• [EXTRACTED MATERIAL]
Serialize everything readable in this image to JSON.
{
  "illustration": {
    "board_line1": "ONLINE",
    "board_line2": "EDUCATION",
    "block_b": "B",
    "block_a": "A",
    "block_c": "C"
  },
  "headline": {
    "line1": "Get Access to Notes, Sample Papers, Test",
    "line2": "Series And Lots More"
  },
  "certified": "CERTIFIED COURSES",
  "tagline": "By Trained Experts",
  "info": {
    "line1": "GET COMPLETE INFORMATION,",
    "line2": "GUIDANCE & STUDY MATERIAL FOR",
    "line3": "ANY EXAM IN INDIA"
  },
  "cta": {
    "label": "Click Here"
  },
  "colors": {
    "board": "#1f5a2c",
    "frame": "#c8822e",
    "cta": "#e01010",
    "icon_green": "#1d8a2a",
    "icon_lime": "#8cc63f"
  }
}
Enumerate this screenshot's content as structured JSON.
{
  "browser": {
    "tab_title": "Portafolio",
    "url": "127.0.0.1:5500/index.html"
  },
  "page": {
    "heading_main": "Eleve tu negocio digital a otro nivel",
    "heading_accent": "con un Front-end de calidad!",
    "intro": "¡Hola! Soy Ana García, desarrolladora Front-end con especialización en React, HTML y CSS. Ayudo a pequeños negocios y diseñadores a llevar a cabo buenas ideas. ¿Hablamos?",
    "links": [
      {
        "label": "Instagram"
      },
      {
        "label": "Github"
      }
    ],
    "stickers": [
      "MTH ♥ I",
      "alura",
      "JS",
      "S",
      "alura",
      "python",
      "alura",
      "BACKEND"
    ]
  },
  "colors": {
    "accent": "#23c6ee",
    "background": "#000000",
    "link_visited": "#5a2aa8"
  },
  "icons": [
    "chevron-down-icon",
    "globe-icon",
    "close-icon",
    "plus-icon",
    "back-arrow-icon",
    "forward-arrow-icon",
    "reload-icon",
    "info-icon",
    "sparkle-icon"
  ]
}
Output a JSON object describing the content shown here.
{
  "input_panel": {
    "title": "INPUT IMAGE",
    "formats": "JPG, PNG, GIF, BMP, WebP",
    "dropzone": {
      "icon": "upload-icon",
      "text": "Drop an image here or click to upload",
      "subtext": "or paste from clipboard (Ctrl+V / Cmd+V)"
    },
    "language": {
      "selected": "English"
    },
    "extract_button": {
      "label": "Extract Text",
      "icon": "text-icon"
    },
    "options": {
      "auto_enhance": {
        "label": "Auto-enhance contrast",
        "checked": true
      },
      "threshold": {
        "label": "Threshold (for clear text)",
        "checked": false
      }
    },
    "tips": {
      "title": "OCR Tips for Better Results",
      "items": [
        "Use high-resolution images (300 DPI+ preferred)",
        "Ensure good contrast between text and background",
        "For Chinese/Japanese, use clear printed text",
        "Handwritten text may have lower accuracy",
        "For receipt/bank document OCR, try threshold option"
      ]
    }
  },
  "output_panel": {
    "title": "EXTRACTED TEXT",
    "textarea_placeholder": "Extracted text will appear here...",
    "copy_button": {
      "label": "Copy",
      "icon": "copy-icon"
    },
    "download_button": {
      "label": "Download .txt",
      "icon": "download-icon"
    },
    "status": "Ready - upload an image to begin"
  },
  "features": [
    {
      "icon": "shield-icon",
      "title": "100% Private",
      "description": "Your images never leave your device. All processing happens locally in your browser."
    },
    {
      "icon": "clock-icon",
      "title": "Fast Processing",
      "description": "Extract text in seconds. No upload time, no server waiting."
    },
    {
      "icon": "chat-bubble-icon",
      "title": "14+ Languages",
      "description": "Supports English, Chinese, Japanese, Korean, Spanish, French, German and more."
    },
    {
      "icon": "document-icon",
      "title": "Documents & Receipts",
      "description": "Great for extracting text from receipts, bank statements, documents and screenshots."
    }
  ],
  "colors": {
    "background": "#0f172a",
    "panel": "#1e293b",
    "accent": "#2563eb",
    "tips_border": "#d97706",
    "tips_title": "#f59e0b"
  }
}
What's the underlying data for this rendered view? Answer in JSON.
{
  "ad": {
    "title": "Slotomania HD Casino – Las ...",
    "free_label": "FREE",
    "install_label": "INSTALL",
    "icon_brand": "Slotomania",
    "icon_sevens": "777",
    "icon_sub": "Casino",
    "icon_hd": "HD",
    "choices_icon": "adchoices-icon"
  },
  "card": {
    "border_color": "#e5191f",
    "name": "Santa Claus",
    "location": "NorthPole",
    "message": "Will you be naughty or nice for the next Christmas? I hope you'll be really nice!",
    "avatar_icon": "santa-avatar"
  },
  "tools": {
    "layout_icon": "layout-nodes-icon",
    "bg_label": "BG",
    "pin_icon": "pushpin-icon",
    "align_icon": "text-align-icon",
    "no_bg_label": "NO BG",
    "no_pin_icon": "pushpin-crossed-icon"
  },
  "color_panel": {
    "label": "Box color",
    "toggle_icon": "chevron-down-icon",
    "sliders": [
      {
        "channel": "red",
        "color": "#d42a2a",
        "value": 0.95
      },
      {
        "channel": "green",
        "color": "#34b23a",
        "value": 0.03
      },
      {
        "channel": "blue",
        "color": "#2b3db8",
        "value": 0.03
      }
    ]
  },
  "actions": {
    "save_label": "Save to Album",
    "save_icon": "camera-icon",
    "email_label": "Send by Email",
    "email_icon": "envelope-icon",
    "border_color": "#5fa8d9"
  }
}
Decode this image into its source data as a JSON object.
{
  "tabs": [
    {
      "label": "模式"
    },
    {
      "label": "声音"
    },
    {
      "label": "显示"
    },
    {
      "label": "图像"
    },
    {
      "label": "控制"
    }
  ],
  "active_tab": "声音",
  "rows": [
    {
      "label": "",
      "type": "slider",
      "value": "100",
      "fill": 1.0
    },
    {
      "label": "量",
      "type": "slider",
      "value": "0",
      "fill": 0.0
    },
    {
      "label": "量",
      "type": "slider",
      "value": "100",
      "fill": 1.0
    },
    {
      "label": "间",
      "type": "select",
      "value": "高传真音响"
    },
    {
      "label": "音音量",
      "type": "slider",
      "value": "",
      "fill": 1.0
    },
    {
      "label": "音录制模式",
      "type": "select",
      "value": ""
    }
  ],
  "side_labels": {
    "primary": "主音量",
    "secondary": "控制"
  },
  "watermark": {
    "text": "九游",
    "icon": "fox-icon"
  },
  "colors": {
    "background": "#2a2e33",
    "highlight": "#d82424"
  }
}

• [TASK TO COMPLETE] Write out the records shown above, exactly as they appear.

• [ANSWER TO THIS PROBLEM]
Serialize everything readable in this image to JSON.
{
  "illustration": {
    "board_line1": "ONLINE",
    "board_line2": "EDUCATION",
    "block_b": "B",
    "block_a": "A",
    "block_c": "C"
  },
  "headline": {
    "line1": "Get Access to Notes, Sample Papers, Test",
    "line2": "Series And Lots More"
  },
  "certified": "CERTIFIED COURSES",
  "tagline": "By Trained Experts",
  "info": {
    "line1": "GET COMPLETE INFORMATION,",
    "line2": "GUIDANCE & STUDY MATERIAL FOR",
    "line3": "ANY EXAM IN INDIA"
  },
  "cta": {
    "label": "Click Here"
  },
  "colors": {
    "board": "#1f5a2c",
    "frame": "#c8822e",
    "cta": "#e01010",
    "icon_green": "#1d8a2a",
    "icon_lime": "#8cc63f"
  }
}
Enumerate this screenshot's content as structured JSON.
{
  "browser": {
    "tab_title": "Portafolio",
    "url": "127.0.0.1:5500/index.html"
  },
  "page": {
    "heading_main": "Eleve tu negocio digital a otro nivel",
    "heading_accent": "con un Front-end de calidad!",
    "intro": "¡Hola! Soy Ana García, desarrolladora Front-end con especialización en React, HTML y CSS. Ayudo a pequeños negocios y diseñadores a llevar a cabo buenas ideas. ¿Hablamos?",
    "links": [
      {
        "label": "Instagram"
      },
      {
        "label": "Github"
      }
    ],
    "stickers": [
      "MTH ♥ I",
      "alura",
      "JS",
      "S",
      "alura",
      "python",
      "alura",
      "BACKEND"
    ]
  },
  "colors": {
    "accent": "#23c6ee",
    "background": "#000000",
    "link_visited": "#5a2aa8"
  },
  "icons": [
    "chevron-down-icon",
    "globe-icon",
    "close-icon",
    "plus-icon",
    "back-arrow-icon",
    "forward-arrow-icon",
    "reload-icon",
    "info-icon",
    "sparkle-icon"
  ]
}
Output a JSON object describing the content shown here.
{
  "input_panel": {
    "title": "INPUT IMAGE",
    "formats": "JPG, PNG, GIF, BMP, WebP",
    "dropzone": {
      "icon": "upload-icon",
      "text": "Drop an image here or click to upload",
      "subtext": "or paste from clipboard (Ctrl+V / Cmd+V)"
    },
    "language": {
      "selected": "English"
    },
    "extract_button": {
      "label": "Extract Text",
      "icon": "text-icon"
    },
    "options": {
      "auto_enhance": {
        "label": "Auto-enhance contrast",
        "checked": true
      },
      "threshold": {
        "label": "Threshold (for clear text)",
        "checked": false
      }
    },
    "tips": {
      "title": "OCR Tips for Better Results",
      "items": [
        "Use high-resolution images (300 DPI+ preferred)",
        "Ensure good contrast between text and background",
        "For Chinese/Japanese, use clear printed text",
        "Handwritten text may have lower accuracy",
        "For receipt/bank document OCR, try threshold option"
      ]
    }
  },
  "output_panel": {
    "title": "EXTRACTED TEXT",
    "textarea_placeholder": "Extracted text will appear here...",
    "copy_button": {
      "label": "Copy",
      "icon": "copy-icon"
    },
    "download_button": {
      "label": "Download .txt",
      "icon": "download-icon"
    },
    "status": "Ready - upload an image to begin"
  },
  "features": [
    {
      "icon": "shield-icon",
      "title": "100% Private",
      "description": "Your images never leave your device. All processing happens locally in your browser."
    },
    {
      "icon": "clock-icon",
      "title": "Fast Processing",
      "description": "Extract text in seconds. No upload time, no server waiting."
    },
    {
      "icon": "chat-bubble-icon",
      "title": "14+ Languages",
      "description": "Supports English, Chinese, Japanese, Korean, Spanish, French, German and more."
    },
    {
      "icon": "document-icon",
      "title": "Documents & Receipts",
      "description": "Great for extracting text from receipts, bank statements, documents and screenshots."
    }
  ],
  "colors": {
    "background": "#0f172a",
    "panel": "#1e293b",
    "accent": "#2563eb",
    "tips_border": "#d97706",
    "tips_title": "#f59e0b"
  }
}
What's the underlying data for this rendered view? Answer in JSON.
{
  "ad": {
    "title": "Slotomania HD Casino – Las ...",
    "free_label": "FREE",
    "install_label": "INSTALL",
    "icon_brand": "Slotomania",
    "icon_sevens": "777",
    "icon_sub": "Casino",
    "icon_hd": "HD",
    "choices_icon": "adchoices-icon"
  },
  "card": {
    "border_color": "#e5191f",
    "name": "Santa Claus",
    "location": "NorthPole",
    "message": "Will you be naughty or nice for the next Christmas? I hope you'll be really nice!",
    "avatar_icon": "santa-avatar"
  },
  "tools": {
    "layout_icon": "layout-nodes-icon",
    "bg_label": "BG",
    "pin_icon": "pushpin-icon",
    "align_icon": "text-align-icon",
    "no_bg_label": "NO BG",
    "no_pin_icon": "pushpin-crossed-icon"
  },
  "color_panel": {
    "label": "Box color",
    "toggle_icon": "chevron-down-icon",
    "sliders": [
      {
        "channel": "red",
        "color": "#d42a2a",
        "value": 0.95
      },
      {
        "channel": "green",
        "color": "#34b23a",
        "value": 0.03
      },
      {
        "channel": "blue",
        "color": "#2b3db8",
        "value": 0.03
      }
    ]
  },
  "actions": {
    "save_label": "Save to Album",
    "save_icon": "camera-icon",
    "email_label": "Send by Email",
    "email_icon": "envelope-icon",
    "border_color": "#5fa8d9"
  }
}
Decode this image into its source data as a JSON object.
{
  "tabs": [
    {
      "label": "模式"
    },
    {
      "label": "声音"
    },
    {
      "label": "显示"
    },
    {
      "label": "图像"
    },
    {
      "label": "控制"
    }
  ],
  "active_tab": "声音",
  "rows": [
    {
      "label": "",
      "type": "slider",
      "value": "100",
      "fill": 1.0
    },
    {
      "label": "量",
      "type": "slider",
      "value": "0",
      "fill": 0.0
    },
    {
      "label": "量",
      "type": "slider",
      "value": "100",
      "fill": 1.0
    },
    {
      "label": "间",
      "type": "select",
      "value": "高传真音响"
    },
    {
      "label": "音音量",
      "type": "slider",
      "value": "",
      "fill": 1.0
    },
    {
      "label": "音录制模式",
      "type": "select",
      "value": ""
    }
  ],
  "side_labels": {
    "primary": "主音量",
    "secondary": "控制"
  },
  "watermark": {
    "text": "九游",
    "icon": "fox-icon"
  },
  "colors": {
    "background": "#2a2e33",
    "highlight": "#d82424"
  }
}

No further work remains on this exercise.